◆ What to produce: Copy every line of the following data that includes the string "Management".

◆ Source records:

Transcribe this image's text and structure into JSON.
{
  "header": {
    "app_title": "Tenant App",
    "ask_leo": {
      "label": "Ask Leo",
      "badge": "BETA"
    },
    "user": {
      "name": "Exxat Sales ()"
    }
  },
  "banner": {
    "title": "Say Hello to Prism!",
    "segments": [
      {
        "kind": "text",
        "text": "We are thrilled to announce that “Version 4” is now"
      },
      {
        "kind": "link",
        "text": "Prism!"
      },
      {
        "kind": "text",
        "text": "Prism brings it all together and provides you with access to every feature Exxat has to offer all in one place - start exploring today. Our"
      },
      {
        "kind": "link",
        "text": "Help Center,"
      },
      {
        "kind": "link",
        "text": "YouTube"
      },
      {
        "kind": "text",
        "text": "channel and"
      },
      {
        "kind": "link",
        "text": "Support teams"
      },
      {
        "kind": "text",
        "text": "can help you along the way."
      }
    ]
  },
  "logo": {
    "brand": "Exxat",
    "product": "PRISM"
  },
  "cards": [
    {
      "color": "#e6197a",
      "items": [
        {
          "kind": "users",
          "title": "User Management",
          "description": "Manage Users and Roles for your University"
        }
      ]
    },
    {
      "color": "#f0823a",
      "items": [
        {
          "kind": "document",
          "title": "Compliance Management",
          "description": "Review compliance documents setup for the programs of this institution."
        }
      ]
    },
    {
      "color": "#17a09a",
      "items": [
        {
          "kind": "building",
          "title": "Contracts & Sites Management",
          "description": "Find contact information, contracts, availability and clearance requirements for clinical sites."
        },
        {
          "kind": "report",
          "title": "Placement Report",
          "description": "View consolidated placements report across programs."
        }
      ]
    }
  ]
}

◆ Task solution:
          "title": "User Management",
          "title": "Compliance Management",
          "title": "Contracts & Sites Management",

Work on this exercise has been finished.